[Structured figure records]
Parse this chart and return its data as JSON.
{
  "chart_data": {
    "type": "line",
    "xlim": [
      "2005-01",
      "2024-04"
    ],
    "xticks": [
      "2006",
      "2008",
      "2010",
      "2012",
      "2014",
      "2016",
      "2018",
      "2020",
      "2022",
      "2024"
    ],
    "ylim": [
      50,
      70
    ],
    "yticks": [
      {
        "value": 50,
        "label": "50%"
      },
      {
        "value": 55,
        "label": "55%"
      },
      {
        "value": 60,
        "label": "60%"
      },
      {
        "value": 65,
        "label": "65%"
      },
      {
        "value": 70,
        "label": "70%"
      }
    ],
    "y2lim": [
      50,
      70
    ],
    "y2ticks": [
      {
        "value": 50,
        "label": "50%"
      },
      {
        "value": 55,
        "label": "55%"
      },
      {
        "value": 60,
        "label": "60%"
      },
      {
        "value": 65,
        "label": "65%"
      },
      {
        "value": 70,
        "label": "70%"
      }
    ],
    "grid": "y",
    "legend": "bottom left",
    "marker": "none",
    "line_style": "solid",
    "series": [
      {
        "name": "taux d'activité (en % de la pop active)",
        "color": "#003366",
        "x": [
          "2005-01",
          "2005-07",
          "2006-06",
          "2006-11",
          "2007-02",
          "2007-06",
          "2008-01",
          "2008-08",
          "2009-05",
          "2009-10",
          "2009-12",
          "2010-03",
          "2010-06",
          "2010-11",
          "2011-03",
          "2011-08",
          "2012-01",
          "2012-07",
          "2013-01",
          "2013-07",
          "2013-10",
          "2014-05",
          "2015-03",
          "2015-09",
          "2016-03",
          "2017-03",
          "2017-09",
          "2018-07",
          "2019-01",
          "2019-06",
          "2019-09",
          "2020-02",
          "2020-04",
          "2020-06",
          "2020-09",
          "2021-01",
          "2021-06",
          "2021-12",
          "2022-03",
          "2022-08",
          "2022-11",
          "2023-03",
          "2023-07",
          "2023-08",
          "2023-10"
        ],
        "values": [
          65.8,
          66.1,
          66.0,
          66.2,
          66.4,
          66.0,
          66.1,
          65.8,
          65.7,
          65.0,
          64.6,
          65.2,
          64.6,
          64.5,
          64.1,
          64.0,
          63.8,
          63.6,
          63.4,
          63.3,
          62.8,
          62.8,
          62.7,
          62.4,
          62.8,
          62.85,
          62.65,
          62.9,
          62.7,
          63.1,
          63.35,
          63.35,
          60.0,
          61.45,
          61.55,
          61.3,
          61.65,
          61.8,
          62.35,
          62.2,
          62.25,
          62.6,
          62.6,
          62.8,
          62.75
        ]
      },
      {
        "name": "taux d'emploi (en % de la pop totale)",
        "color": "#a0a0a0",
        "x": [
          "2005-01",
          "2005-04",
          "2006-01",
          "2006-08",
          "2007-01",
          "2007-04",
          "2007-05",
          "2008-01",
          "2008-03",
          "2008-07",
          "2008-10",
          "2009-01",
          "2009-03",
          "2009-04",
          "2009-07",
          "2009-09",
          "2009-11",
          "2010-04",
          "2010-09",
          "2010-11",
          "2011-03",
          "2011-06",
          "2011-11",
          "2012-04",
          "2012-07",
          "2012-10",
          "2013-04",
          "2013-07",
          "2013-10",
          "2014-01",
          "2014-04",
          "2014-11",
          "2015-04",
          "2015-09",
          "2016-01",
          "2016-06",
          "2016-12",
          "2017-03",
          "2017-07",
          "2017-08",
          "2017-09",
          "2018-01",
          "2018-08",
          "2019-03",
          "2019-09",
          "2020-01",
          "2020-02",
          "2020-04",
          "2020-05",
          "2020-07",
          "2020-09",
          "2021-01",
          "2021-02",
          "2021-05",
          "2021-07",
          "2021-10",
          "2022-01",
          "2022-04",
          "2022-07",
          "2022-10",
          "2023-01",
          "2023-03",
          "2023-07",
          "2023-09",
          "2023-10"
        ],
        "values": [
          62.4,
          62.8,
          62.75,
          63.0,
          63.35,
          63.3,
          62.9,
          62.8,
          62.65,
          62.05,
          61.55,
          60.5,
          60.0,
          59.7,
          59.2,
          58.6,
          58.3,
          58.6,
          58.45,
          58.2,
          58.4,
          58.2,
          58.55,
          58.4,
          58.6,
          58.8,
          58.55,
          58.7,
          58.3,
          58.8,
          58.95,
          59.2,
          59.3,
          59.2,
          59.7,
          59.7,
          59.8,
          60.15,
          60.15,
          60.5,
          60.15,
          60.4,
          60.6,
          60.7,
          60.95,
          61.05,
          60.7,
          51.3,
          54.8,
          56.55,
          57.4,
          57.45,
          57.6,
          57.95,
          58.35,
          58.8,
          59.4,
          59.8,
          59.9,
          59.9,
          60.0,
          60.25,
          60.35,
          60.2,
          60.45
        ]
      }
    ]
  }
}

Work to be completed: Quote all of the entries exactly as they appear.

Written answer:
Parse this chart and return its data as JSON.
{
  "chart_data": {
    "type": "line",
    "xlim": [
      "2005-01",
      "2024-04"
    ],
    "xticks": [
      "2006",
      "2008",
      "2010",
      "2012",
      "2014",
      "2016",
      "2018",
      "2020",
      "2022",
      "2024"
    ],
    "ylim": [
      50,
      70
    ],
    "yticks": [
      {
        "value": 50,
        "label": "50%"
      },
      {
        "value": 55,
        "label": "55%"
      },
      {
        "value": 60,
        "label": "60%"
      },
      {
        "value": 65,
        "label": "65%"
      },
      {
        "value": 70,
        "label": "70%"
      }
    ],
    "y2lim": [
      50,
      70
    ],
    "y2ticks": [
      {
        "value": 50,
        "label": "50%"
      },
      {
        "value": 55,
        "label": "55%"
      },
      {
        "value": 60,
        "label": "60%"
      },
      {
        "value": 65,
        "label": "65%"
      },
      {
        "value": 70,
        "label": "70%"
      }
    ],
    "grid": "y",
    "legend": "bottom left",
    "marker": "none",
    "line_style": "solid",
    "series": [
      {
        "name": "taux d'activité (en % de la pop active)",
        "color": "#003366",
        "x": [
          "2005-01",
          "2005-07",
          "2006-06",
          "2006-11",
          "2007-02",
          "2007-06",
          "2008-01",
          "2008-08",
          "2009-05",
          "2009-10",
          "2009-12",
          "2010-03",
          "2010-06",
          "2010-11",
          "2011-03",
          "2011-08",
          "2012-01",
          "2012-07",
          "2013-01",
          "2013-07",
          "2013-10",
          "2014-05",
          "2015-03",
          "2015-09",
          "2016-03",
          "2017-03",
          "2017-09",
          "2018-07",
          "2019-01",
          "2019-06",
          "2019-09",
          "2020-02",
          "2020-04",
          "2020-06",
          "2020-09",
          "2021-01",
          "2021-06",
          "2021-12",
          "2022-03",
          "2022-08",
          "2022-11",
          "2023-03",
          "2023-07",
          "2023-08",
          "2023-10"
        ],
        "values": [
          65.8,
          66.1,
          66.0,
          66.2,
          66.4,
          66.0,
          66.1,
          65.8,
          65.7,
          65.0,
          64.6,
          65.2,
          64.6,
          64.5,
          64.1,
          64.0,
          63.8,
          63.6,
          63.4,
          63.3,
          62.8,
          62.8,
          62.7,
          62.4,
          62.8,
          62.85,
          62.65,
          62.9,
          62.7,
          63.1,
          63.35,
          63.35,
          60.0,
          61.45,
          61.55,
          61.3,
          61.65,
          61.8,
          62.35,
          62.2,
          62.25,
          62.6,
          62.6,
          62.8,
          62.75
        ]
      },
      {
        "name": "taux d'emploi (en % de la pop totale)",
        "color": "#a0a0a0",
        "x": [
          "2005-01",
          "2005-04",
          "2006-01",
          "2006-08",
          "2007-01",
          "2007-04",
          "2007-05",
          "2008-01",
          "2008-03",
          "2008-07",
          "2008-10",
          "2009-01",
          "2009-03",
          "2009-04",
          "2009-07",
          "2009-09",
          "2009-11",
          "2010-04",
          "2010-09",
          "2010-11",
          "2011-03",
          "2011-06",
          "2011-11",
          "2012-04",
          "2012-07",
          "2012-10",
          "2013-04",
          "2013-07",
          "2013-10",
          "2014-01",
          "2014-04",
          "2014-11",
          "2015-04",
          "2015-09",
          "2016-01",
          "2016-06",
          "2016-12",
          "2017-03",
          "2017-07",
          "2017-08",
          "2017-09",
          "2018-01",
          "2018-08",
          "2019-03",
          "2019-09",
          "2020-01",
          "2020-02",
          "2020-04",
          "2020-05",
          "2020-07",
          "2020-09",
          "2021-01",
          "2021-02",
          "2021-05",
          "2021-07",
          "2021-10",
          "2022-01",
          "2022-04",
          "2022-07",
          "2022-10",
          "2023-01",
          "2023-03",
          "2023-07",
          "2023-09",
          "2023-10"
        ],
        "values": [
          62.4,
          62.8,
          62.75,
          63.0,
          63.35,
          63.3,
          62.9,
          62.8,
          62.65,
          62.05,
          61.55,
          60.5,
          60.0,
          59.7,
          59.2,
          58.6,
          58.3,
          58.6,
          58.45,
          58.2,
          58.4,
          58.2,
          58.55,
          58.4,
          58.6,
          58.8,
          58.55,
          58.7,
          58.3,
          58.8,
          58.95,
          59.2,
          59.3,
          59.2,
          59.7,
          59.7,
          59.8,
          60.15,
          60.15,
          60.5,
          60.15,
          60.4,
          60.6,
          60.7,
          60.95,
          61.05,
          60.7,
          51.3,
          54.8,
          56.55,
          57.4,
          57.45,
          57.6,
          57.95,
          58.35,
          58.8,
          59.4,
          59.8,
          59.9,
          59.9,
          60.0,
          60.25,
          60.35,
          60.2,
          60.45
        ]
      }
    ]
  }
}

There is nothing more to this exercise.